Problem details> Find the line containing "Output a JSON object describing the text" in the listing below; reproduce it and every line after, exactly. Skip pictures.

Material supplied>
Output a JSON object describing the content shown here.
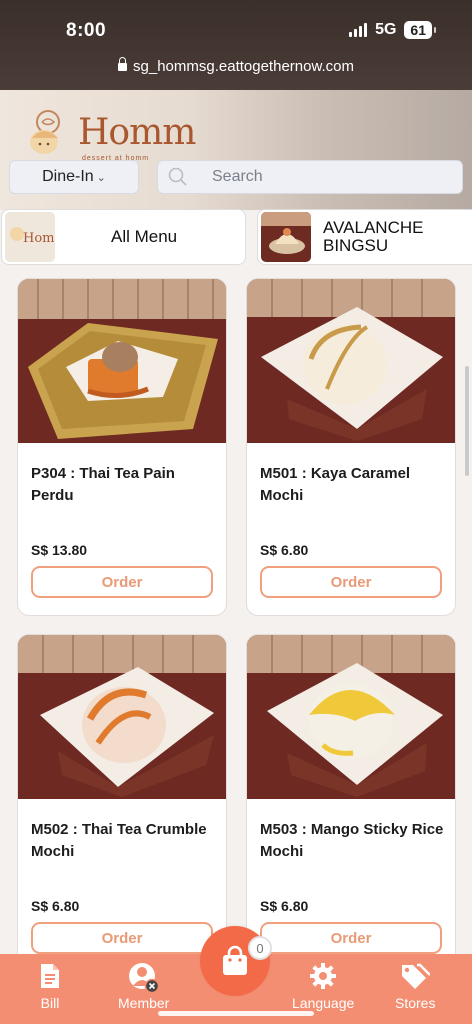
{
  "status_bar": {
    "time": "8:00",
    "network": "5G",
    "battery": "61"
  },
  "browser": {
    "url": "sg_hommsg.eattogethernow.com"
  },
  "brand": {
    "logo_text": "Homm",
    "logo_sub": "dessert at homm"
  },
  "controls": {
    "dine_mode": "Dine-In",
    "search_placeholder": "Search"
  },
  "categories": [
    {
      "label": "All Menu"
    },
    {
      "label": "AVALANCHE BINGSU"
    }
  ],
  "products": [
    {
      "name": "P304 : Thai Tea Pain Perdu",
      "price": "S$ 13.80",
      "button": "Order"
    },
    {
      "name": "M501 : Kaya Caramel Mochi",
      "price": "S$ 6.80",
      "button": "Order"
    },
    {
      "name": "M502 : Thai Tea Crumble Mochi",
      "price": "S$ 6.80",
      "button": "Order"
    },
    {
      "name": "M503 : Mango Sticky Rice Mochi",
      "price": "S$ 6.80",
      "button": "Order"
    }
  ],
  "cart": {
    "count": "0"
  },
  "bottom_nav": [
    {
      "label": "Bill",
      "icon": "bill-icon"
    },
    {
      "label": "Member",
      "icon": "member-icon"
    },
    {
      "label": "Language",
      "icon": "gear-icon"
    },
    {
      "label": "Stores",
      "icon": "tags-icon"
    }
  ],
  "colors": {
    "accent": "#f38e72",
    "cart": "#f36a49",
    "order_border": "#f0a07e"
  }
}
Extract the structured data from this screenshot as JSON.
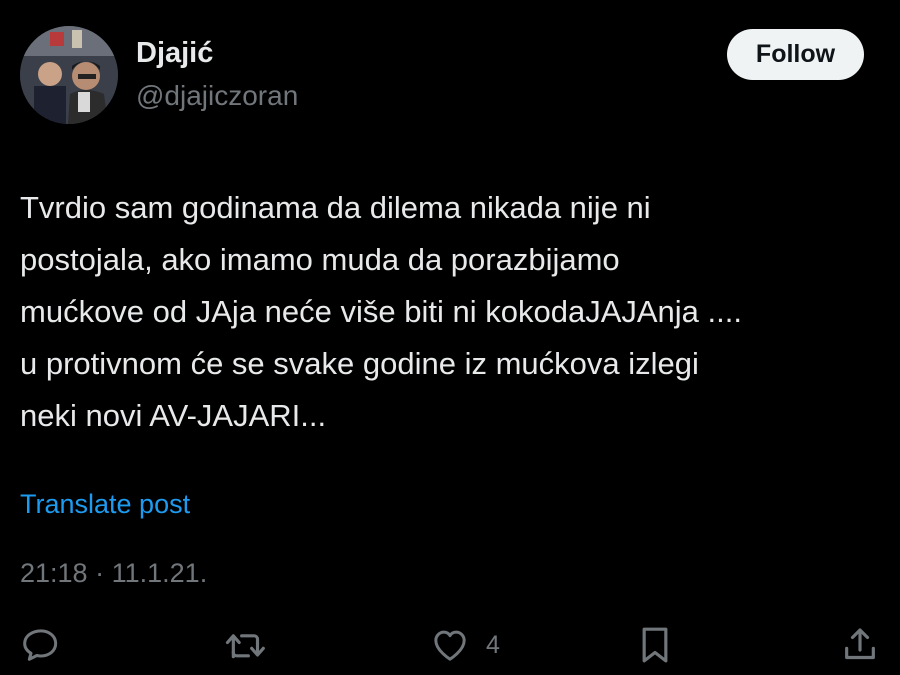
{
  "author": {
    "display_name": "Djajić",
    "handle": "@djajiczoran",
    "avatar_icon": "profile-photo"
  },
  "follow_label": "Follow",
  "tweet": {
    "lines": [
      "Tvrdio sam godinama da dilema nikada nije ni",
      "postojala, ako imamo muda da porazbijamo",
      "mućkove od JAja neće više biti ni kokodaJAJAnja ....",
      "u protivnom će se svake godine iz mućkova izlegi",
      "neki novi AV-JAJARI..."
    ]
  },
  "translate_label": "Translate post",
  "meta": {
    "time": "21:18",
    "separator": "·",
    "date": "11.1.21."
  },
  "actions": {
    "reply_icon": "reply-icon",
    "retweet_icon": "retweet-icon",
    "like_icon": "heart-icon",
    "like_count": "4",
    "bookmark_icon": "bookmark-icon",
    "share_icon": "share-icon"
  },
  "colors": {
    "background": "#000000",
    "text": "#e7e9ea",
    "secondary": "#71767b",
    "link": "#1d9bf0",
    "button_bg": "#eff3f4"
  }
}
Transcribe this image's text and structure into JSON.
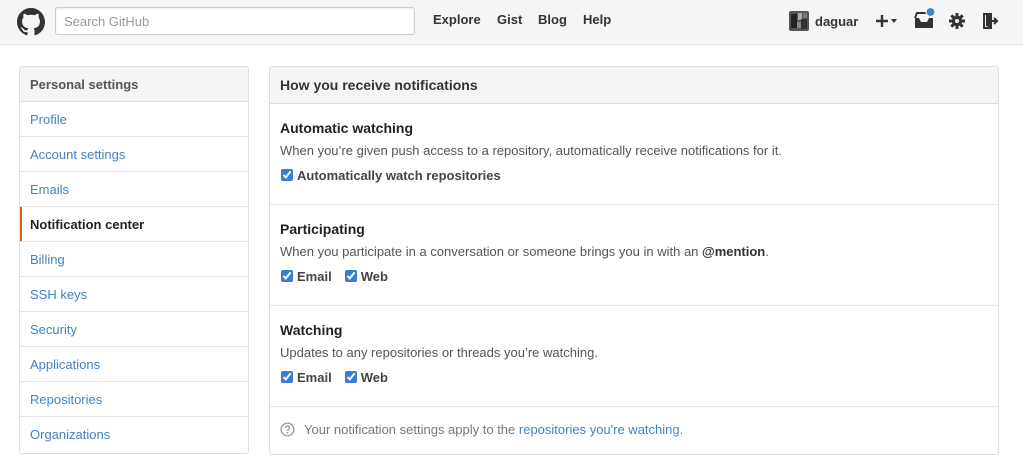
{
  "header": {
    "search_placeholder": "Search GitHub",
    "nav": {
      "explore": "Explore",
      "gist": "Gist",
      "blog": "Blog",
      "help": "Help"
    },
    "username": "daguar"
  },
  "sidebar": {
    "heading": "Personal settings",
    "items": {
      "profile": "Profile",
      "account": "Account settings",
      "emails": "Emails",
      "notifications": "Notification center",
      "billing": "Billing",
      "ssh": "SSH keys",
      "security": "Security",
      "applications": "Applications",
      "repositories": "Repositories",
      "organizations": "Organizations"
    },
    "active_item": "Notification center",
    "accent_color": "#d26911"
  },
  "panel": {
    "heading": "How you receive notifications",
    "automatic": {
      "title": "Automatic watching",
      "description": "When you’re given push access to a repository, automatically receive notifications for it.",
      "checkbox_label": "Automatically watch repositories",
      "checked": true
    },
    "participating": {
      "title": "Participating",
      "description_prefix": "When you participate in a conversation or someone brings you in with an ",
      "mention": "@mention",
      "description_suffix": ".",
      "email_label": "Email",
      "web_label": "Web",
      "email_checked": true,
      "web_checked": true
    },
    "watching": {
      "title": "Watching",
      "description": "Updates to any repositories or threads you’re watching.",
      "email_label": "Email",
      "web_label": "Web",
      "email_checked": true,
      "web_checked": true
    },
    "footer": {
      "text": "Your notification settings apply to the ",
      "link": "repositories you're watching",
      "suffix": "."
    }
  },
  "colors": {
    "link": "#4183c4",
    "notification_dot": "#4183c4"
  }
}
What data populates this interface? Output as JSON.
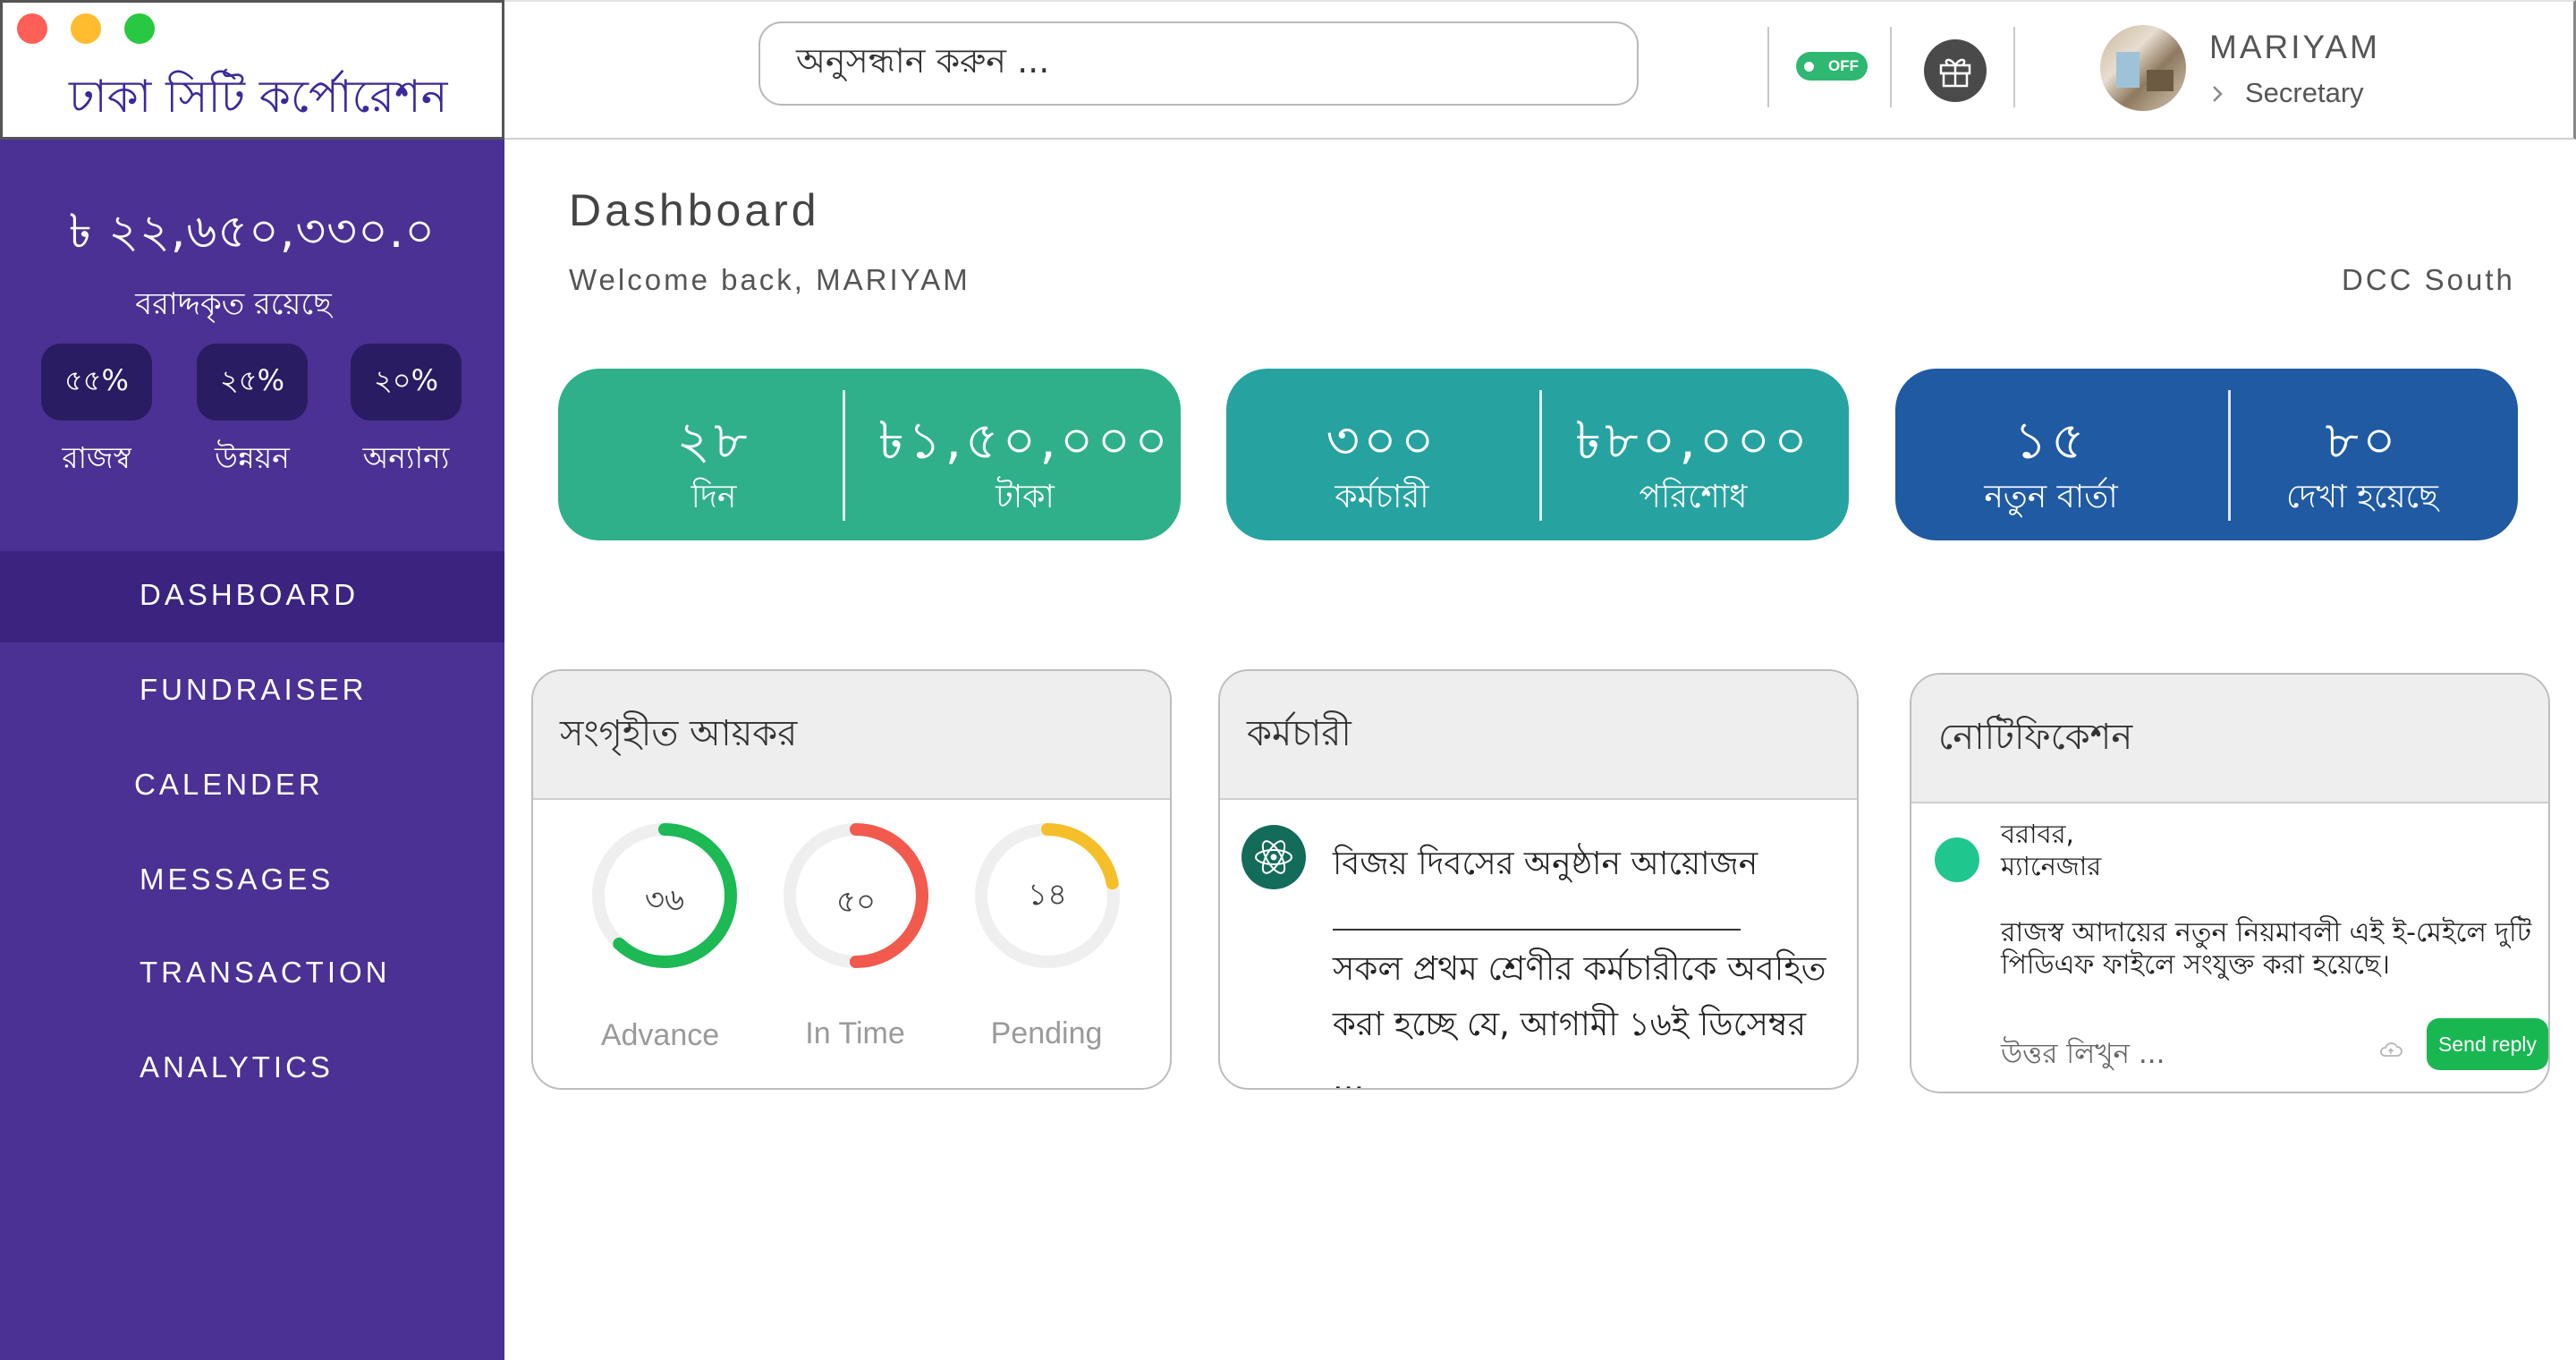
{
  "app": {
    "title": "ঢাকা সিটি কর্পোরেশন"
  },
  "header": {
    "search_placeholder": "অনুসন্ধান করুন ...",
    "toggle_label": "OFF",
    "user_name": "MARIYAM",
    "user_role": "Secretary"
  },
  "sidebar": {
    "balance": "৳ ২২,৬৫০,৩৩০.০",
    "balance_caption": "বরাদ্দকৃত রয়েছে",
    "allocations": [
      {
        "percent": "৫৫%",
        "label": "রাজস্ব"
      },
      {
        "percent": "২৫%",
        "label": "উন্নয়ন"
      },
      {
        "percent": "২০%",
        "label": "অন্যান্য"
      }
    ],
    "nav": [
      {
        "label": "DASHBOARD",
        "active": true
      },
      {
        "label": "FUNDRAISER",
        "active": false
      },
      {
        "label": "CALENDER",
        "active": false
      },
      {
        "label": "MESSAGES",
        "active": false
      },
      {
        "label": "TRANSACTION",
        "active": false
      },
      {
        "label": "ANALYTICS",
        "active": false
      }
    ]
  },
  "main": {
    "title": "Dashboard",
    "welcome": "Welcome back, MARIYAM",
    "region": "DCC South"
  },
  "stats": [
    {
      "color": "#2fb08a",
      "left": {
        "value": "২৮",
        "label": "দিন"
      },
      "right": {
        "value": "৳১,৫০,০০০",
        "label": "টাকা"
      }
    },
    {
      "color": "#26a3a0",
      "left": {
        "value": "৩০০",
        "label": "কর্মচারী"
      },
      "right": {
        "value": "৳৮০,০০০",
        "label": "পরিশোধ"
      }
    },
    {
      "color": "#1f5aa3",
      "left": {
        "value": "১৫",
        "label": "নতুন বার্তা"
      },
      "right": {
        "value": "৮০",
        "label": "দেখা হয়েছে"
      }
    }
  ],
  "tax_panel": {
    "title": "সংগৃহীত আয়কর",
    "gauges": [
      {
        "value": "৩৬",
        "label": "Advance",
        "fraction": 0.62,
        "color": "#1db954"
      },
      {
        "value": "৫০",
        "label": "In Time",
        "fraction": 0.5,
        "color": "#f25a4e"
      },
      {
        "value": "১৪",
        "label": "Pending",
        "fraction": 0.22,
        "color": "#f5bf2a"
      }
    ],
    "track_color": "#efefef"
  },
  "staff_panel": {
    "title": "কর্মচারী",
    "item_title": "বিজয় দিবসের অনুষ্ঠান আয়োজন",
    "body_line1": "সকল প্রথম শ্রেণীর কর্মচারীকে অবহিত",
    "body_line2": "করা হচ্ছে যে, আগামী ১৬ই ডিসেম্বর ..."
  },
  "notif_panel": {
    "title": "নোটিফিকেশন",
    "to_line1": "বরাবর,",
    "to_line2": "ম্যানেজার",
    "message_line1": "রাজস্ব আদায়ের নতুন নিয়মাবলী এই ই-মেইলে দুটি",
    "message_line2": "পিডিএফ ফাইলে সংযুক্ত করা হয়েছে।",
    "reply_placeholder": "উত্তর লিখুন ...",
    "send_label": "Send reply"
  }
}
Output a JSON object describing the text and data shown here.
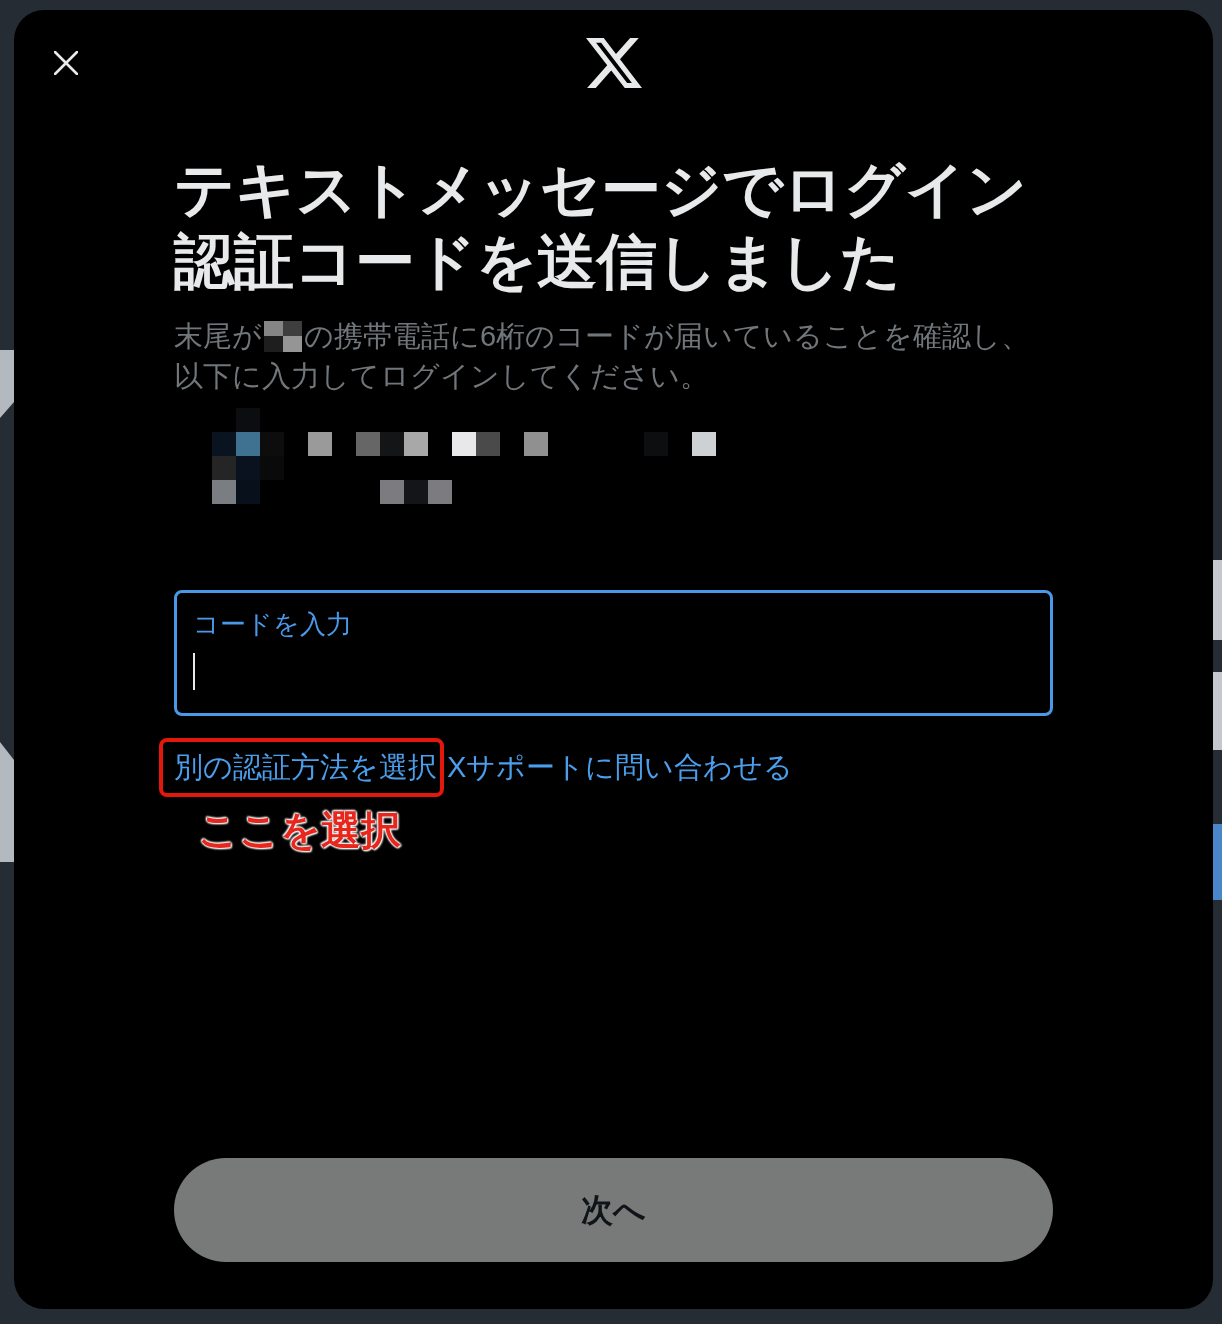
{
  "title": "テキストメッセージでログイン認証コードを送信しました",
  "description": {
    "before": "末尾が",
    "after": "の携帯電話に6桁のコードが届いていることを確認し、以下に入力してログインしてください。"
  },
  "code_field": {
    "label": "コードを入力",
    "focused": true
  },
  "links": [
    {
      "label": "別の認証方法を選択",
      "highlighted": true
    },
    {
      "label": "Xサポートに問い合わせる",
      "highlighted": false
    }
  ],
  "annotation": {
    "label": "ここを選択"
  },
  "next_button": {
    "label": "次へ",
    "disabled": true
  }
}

Task output>
Output a JSON object describing the text and data shown here.
{
  "title": "テキストメッセージでログイン認証コードを送信しました",
  "description": {
    "before": "末尾が",
    "after": "の携帯電話に6桁のコードが届いていることを確認し、以下に入力してログインしてください。"
  },
  "code_field": {
    "label": "コードを入力",
    "focused": true
  },
  "links": [
    {
      "label": "別の認証方法を選択",
      "highlighted": true
    },
    {
      "label": "Xサポートに問い合わせる",
      "highlighted": false
    }
  ],
  "annotation": {
    "label": "ここを選択"
  },
  "next_button": {
    "label": "次へ",
    "disabled": true
  }
}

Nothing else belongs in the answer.